Given problem:
Transcribe all the entries word for word, omitting any pictures they contain.

────

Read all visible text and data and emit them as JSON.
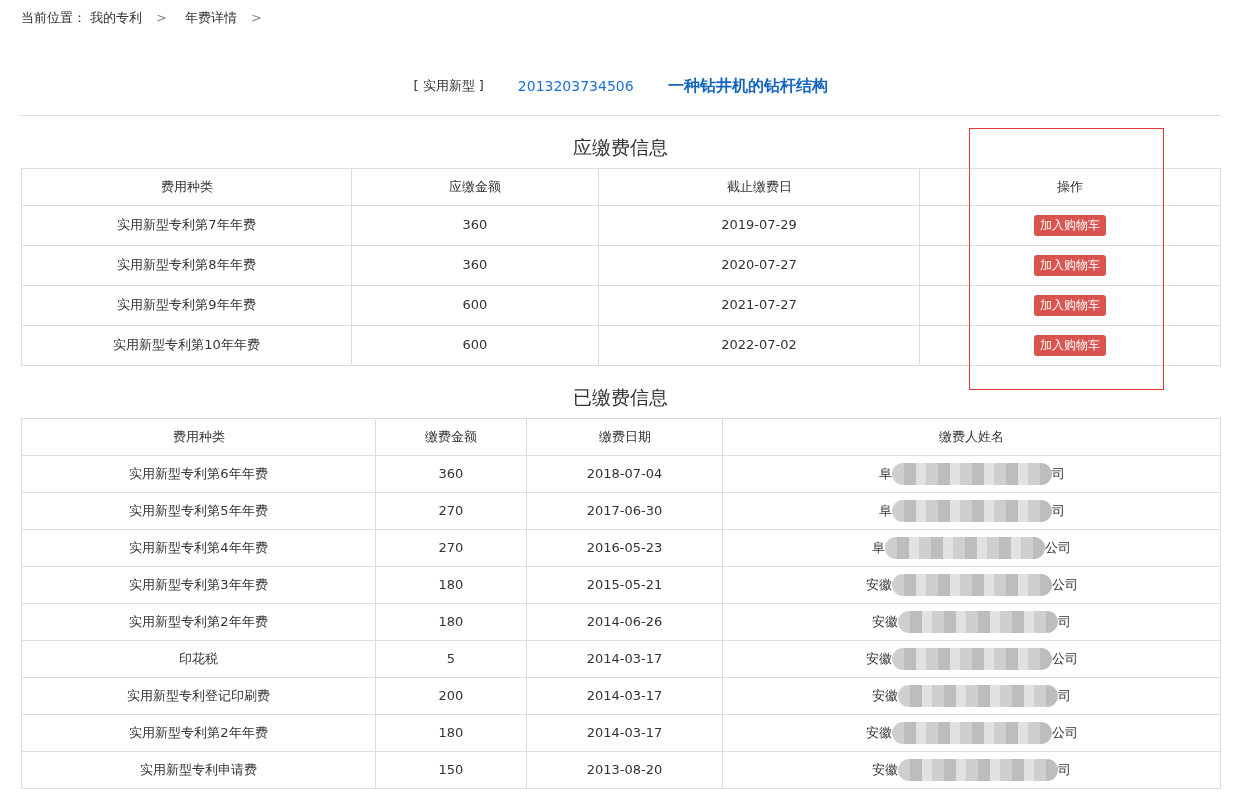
{
  "breadcrumb": {
    "label": "当前位置：",
    "items": [
      "我的专利",
      "年费详情"
    ],
    "separator": ">"
  },
  "patent": {
    "type": "[ 实用新型 ]",
    "number": "2013203734506",
    "title": "一种钻井机的钻杆结构"
  },
  "due_fees": {
    "title": "应缴费信息",
    "columns": [
      {
        "label": "费用种类",
        "highlighted": false
      },
      {
        "label": "应缴金额",
        "highlighted": false
      },
      {
        "label": "截止缴费日",
        "highlighted": false
      },
      {
        "label": "操作",
        "highlighted": true
      }
    ],
    "rows": [
      {
        "type": "实用新型专利第7年年费",
        "amount": "360",
        "deadline": "2019-07-29",
        "action": "加入购物车"
      },
      {
        "type": "实用新型专利第8年年费",
        "amount": "360",
        "deadline": "2020-07-27",
        "action": "加入购物车"
      },
      {
        "type": "实用新型专利第9年年费",
        "amount": "600",
        "deadline": "2021-07-27",
        "action": "加入购物车"
      },
      {
        "type": "实用新型专利第10年年费",
        "amount": "600",
        "deadline": "2022-07-02",
        "action": "加入购物车"
      }
    ]
  },
  "paid_fees": {
    "title": "已缴费信息",
    "columns": [
      "费用种类",
      "缴费金额",
      "缴费日期",
      "缴费人姓名"
    ],
    "rows": [
      {
        "type": "实用新型专利第6年年费",
        "amount": "360",
        "date": "2018-07-04",
        "payer_start": "阜",
        "payer_end": "司"
      },
      {
        "type": "实用新型专利第5年年费",
        "amount": "270",
        "date": "2017-06-30",
        "payer_start": "阜",
        "payer_end": "司"
      },
      {
        "type": "实用新型专利第4年年费",
        "amount": "270",
        "date": "2016-05-23",
        "payer_start": "阜",
        "payer_end": "公司"
      },
      {
        "type": "实用新型专利第3年年费",
        "amount": "180",
        "date": "2015-05-21",
        "payer_start": "安徽",
        "payer_end": "公司"
      },
      {
        "type": "实用新型专利第2年年费",
        "amount": "180",
        "date": "2014-06-26",
        "payer_start": "安徽",
        "payer_end": "司"
      },
      {
        "type": "印花税",
        "amount": "5",
        "date": "2014-03-17",
        "payer_start": "安徽",
        "payer_end": "公司"
      },
      {
        "type": "实用新型专利登记印刷费",
        "amount": "200",
        "date": "2014-03-17",
        "payer_start": "安徽",
        "payer_end": "司"
      },
      {
        "type": "实用新型专利第2年年费",
        "amount": "180",
        "date": "2014-03-17",
        "payer_start": "安徽",
        "payer_end": "公司"
      },
      {
        "type": "实用新型专利申请费",
        "amount": "150",
        "date": "2013-08-20",
        "payer_start": "安徽",
        "payer_end": "司"
      }
    ]
  }
}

────

Exercise answer:
Read all visible text and data and emit them as JSON.
{
  "breadcrumb": {
    "label": "当前位置：",
    "items": [
      "我的专利",
      "年费详情"
    ],
    "separator": ">"
  },
  "patent": {
    "type": "[ 实用新型 ]",
    "number": "2013203734506",
    "title": "一种钻井机的钻杆结构"
  },
  "due_fees": {
    "title": "应缴费信息",
    "columns": [
      {
        "label": "费用种类",
        "highlighted": false
      },
      {
        "label": "应缴金额",
        "highlighted": false
      },
      {
        "label": "截止缴费日",
        "highlighted": false
      },
      {
        "label": "操作",
        "highlighted": true
      }
    ],
    "rows": [
      {
        "type": "实用新型专利第7年年费",
        "amount": "360",
        "deadline": "2019-07-29",
        "action": "加入购物车"
      },
      {
        "type": "实用新型专利第8年年费",
        "amount": "360",
        "deadline": "2020-07-27",
        "action": "加入购物车"
      },
      {
        "type": "实用新型专利第9年年费",
        "amount": "600",
        "deadline": "2021-07-27",
        "action": "加入购物车"
      },
      {
        "type": "实用新型专利第10年年费",
        "amount": "600",
        "deadline": "2022-07-02",
        "action": "加入购物车"
      }
    ]
  },
  "paid_fees": {
    "title": "已缴费信息",
    "columns": [
      "费用种类",
      "缴费金额",
      "缴费日期",
      "缴费人姓名"
    ],
    "rows": [
      {
        "type": "实用新型专利第6年年费",
        "amount": "360",
        "date": "2018-07-04",
        "payer_start": "阜",
        "payer_end": "司"
      },
      {
        "type": "实用新型专利第5年年费",
        "amount": "270",
        "date": "2017-06-30",
        "payer_start": "阜",
        "payer_end": "司"
      },
      {
        "type": "实用新型专利第4年年费",
        "amount": "270",
        "date": "2016-05-23",
        "payer_start": "阜",
        "payer_end": "公司"
      },
      {
        "type": "实用新型专利第3年年费",
        "amount": "180",
        "date": "2015-05-21",
        "payer_start": "安徽",
        "payer_end": "公司"
      },
      {
        "type": "实用新型专利第2年年费",
        "amount": "180",
        "date": "2014-06-26",
        "payer_start": "安徽",
        "payer_end": "司"
      },
      {
        "type": "印花税",
        "amount": "5",
        "date": "2014-03-17",
        "payer_start": "安徽",
        "payer_end": "公司"
      },
      {
        "type": "实用新型专利登记印刷费",
        "amount": "200",
        "date": "2014-03-17",
        "payer_start": "安徽",
        "payer_end": "司"
      },
      {
        "type": "实用新型专利第2年年费",
        "amount": "180",
        "date": "2014-03-17",
        "payer_start": "安徽",
        "payer_end": "公司"
      },
      {
        "type": "实用新型专利申请费",
        "amount": "150",
        "date": "2013-08-20",
        "payer_start": "安徽",
        "payer_end": "司"
      }
    ]
  }
}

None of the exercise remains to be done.